DATA EXTRACT =>
━━━━━━

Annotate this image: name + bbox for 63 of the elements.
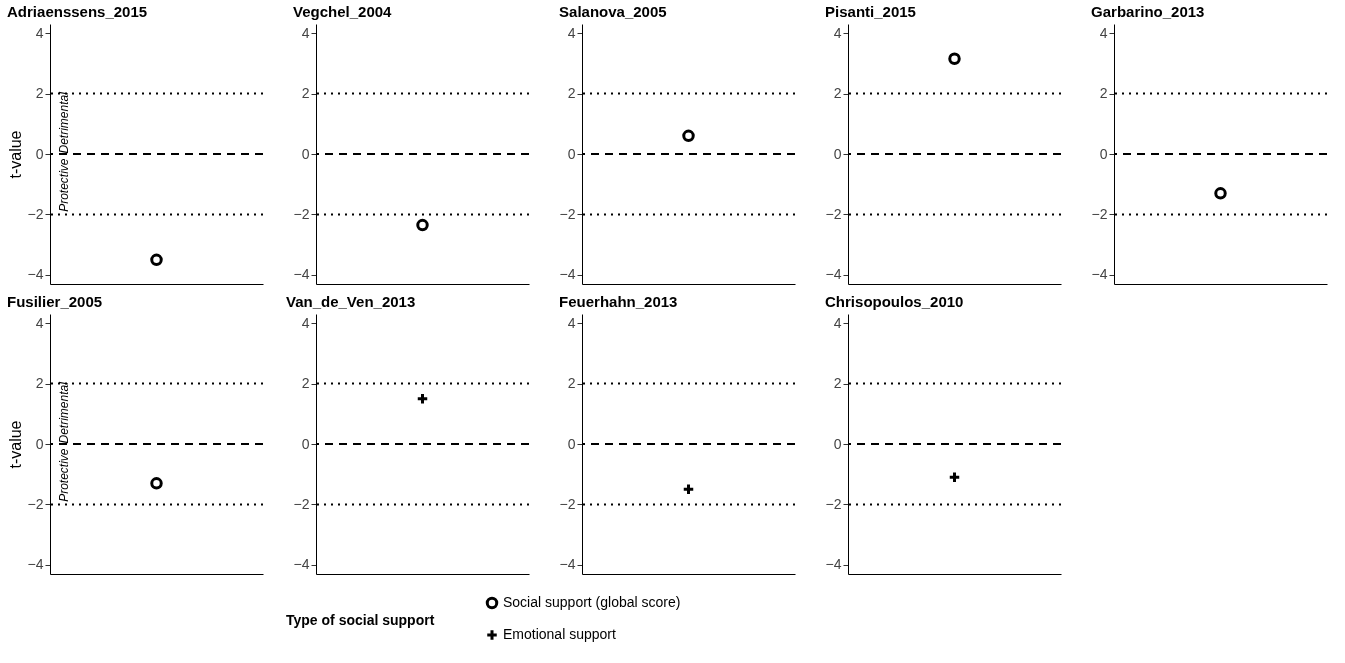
y-tick-label: 2 [567, 375, 576, 392]
y-tick-label: −2 [559, 205, 576, 222]
y-tick-label: −4 [825, 556, 842, 573]
y-tick-label: 2 [301, 375, 310, 392]
y-tick-label: 0 [567, 145, 576, 162]
chart-title: Salanova_2005 [559, 3, 667, 20]
y-tick-label: 0 [35, 145, 44, 162]
y-tick-label: 0 [567, 435, 576, 452]
annotation: Protective [57, 448, 71, 502]
y-tick-label: 2 [301, 85, 310, 102]
y-tick-label: −4 [1091, 266, 1108, 283]
y-tick-label: −2 [27, 205, 44, 222]
y-tick-label: 0 [301, 435, 310, 452]
y-tick-label: 2 [567, 85, 576, 102]
y-tick-label: −4 [293, 556, 310, 573]
y-tick-label: 4 [567, 24, 576, 41]
y-tick-label: 4 [301, 314, 310, 331]
legend-label: Emotional support [503, 626, 616, 642]
y-tick-label: 4 [833, 24, 842, 41]
y-tick-label: −2 [559, 495, 576, 512]
y-tick-label: 0 [301, 145, 310, 162]
chart-title: Adriaenssens_2015 [7, 3, 148, 20]
y-tick-label: 2 [35, 85, 44, 102]
y-tick-label: 4 [833, 314, 842, 331]
chart-title: Chrisopoulos_2010 [825, 293, 964, 310]
y-tick-label: −2 [293, 495, 310, 512]
y-tick-label: 2 [1099, 85, 1108, 102]
y-tick-label: −2 [825, 205, 842, 222]
y-tick-label: −2 [293, 205, 310, 222]
chart-title: Feuerhahn_2013 [559, 293, 678, 310]
y-axis-title: t-value [6, 130, 24, 179]
annotation: Protective [57, 158, 71, 212]
chart-title: Pisanti_2015 [825, 3, 916, 20]
annotation: Detrimental [57, 91, 71, 154]
chart-title: Garbarino_2013 [1091, 3, 1205, 20]
y-axis-title: t-value [6, 420, 24, 469]
y-tick-label: −4 [27, 266, 44, 283]
y-tick-label: −2 [27, 495, 44, 512]
y-tick-label: −4 [559, 556, 576, 573]
y-tick-label: 4 [567, 314, 576, 331]
y-tick-label: 0 [833, 145, 842, 162]
y-tick-label: −4 [559, 266, 576, 283]
y-tick-label: −4 [293, 266, 310, 283]
y-tick-label: 4 [35, 314, 44, 331]
chart-title: Fusilier_2005 [7, 293, 103, 310]
y-tick-label: −2 [825, 495, 842, 512]
y-tick-label: 2 [833, 85, 842, 102]
y-tick-label: 0 [833, 435, 842, 452]
legend-title: Type of social support [286, 612, 435, 628]
y-tick-label: 2 [833, 375, 842, 392]
y-tick-label: −4 [825, 266, 842, 283]
y-tick-label: 4 [1099, 24, 1108, 41]
text: Social support (global score) [503, 594, 681, 610]
y-tick-label: 0 [35, 435, 44, 452]
y-tick-label: 4 [35, 24, 44, 41]
y-tick-label: 2 [35, 375, 44, 392]
y-tick-label: 4 [301, 24, 310, 41]
y-tick-label: −2 [1091, 205, 1108, 222]
y-tick-label: 0 [1099, 145, 1108, 162]
chart-title: Vegchel_2004 [293, 3, 393, 20]
y-tick-label: −4 [27, 556, 44, 573]
annotation: Detrimental [57, 381, 71, 444]
chart-title: Van_de_Ven_2013 [286, 293, 416, 310]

━━━━━━

WHAT TO DO => Switch "y-tick-label" to "y-axis-tick" in the lines from the line with "y-tick-label: 2 [567, 375, 576, 392]" to the line with "y-tick-label: 2 [567, 85, 576, 102]", and return only those lines with nothing else changed.

EXERCISE RESPONSE =>
y-axis-tick: 2 [567, 375, 576, 392]
y-axis-tick: −2 [559, 205, 576, 222]
y-axis-tick: −4 [825, 556, 842, 573]
y-axis-tick: 2 [301, 375, 310, 392]
y-axis-tick: 0 [567, 145, 576, 162]
chart-title: Salanova_2005 [559, 3, 667, 20]
y-axis-tick: 0 [35, 145, 44, 162]
y-axis-tick: 0 [567, 435, 576, 452]
annotation: Protective [57, 448, 71, 502]
y-axis-tick: 2 [301, 85, 310, 102]
y-axis-tick: −4 [1091, 266, 1108, 283]
y-axis-tick: −2 [27, 205, 44, 222]
y-axis-tick: 0 [301, 435, 310, 452]
y-axis-tick: 2 [567, 85, 576, 102]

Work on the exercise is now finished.